**OBJECTIVE**
Report only the number of lines that hold the word "Khun".

**TASK MATERIAL**
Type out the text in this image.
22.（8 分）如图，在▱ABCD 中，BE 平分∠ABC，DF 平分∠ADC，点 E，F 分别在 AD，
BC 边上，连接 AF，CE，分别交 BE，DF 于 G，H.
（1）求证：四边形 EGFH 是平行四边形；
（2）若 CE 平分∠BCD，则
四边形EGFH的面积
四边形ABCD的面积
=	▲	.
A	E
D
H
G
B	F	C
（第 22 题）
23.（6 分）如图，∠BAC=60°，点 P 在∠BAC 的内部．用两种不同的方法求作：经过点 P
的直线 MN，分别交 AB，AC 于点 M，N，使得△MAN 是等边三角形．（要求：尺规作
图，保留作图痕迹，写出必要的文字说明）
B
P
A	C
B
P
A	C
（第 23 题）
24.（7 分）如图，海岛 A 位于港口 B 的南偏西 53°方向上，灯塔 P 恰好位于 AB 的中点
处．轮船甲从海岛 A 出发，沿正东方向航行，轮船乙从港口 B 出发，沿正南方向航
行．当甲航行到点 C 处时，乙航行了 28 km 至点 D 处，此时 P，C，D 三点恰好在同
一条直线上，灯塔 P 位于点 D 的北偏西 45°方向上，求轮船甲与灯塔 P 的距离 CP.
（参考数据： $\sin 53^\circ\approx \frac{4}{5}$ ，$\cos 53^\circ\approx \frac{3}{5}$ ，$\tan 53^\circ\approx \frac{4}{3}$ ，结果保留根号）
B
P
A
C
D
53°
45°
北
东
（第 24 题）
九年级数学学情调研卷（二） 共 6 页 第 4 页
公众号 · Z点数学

...

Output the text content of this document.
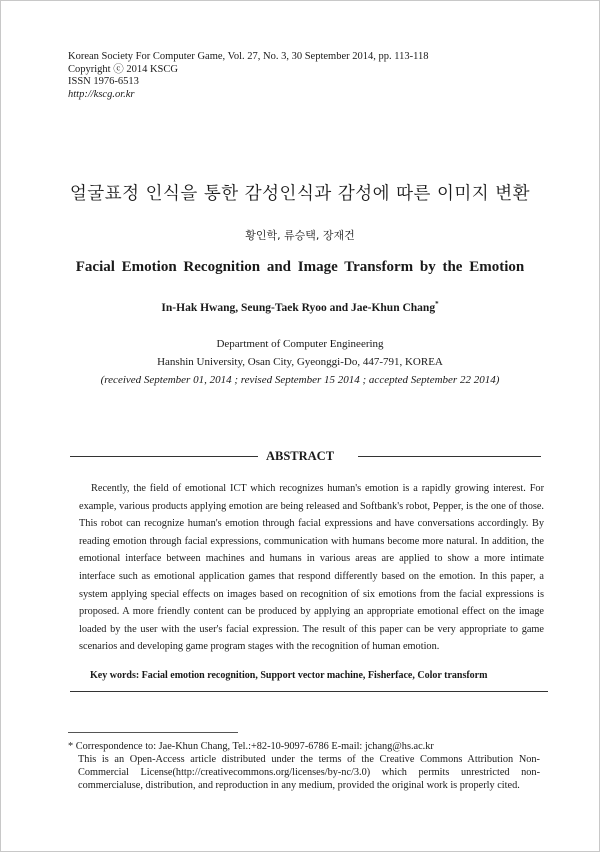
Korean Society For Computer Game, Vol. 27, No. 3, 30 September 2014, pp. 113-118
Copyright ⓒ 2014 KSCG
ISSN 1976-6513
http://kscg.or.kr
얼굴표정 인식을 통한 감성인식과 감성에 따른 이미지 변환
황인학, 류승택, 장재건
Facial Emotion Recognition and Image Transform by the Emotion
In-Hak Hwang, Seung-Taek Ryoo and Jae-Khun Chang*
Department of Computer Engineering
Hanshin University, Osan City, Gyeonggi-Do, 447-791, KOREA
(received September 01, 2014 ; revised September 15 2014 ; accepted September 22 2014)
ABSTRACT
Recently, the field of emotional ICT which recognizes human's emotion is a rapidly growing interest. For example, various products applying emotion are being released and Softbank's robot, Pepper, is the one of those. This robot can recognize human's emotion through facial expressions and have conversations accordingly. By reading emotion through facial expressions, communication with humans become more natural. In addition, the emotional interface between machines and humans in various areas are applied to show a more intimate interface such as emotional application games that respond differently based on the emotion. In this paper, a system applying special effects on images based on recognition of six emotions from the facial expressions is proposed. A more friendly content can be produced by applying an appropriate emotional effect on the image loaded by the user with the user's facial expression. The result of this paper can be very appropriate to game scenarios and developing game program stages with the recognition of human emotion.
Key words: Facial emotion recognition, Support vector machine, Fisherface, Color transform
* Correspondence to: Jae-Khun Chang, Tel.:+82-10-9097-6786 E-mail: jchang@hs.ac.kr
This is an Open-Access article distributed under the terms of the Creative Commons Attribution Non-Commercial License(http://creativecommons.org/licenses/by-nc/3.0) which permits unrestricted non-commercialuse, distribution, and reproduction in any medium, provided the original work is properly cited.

**FINAL RESULT**
2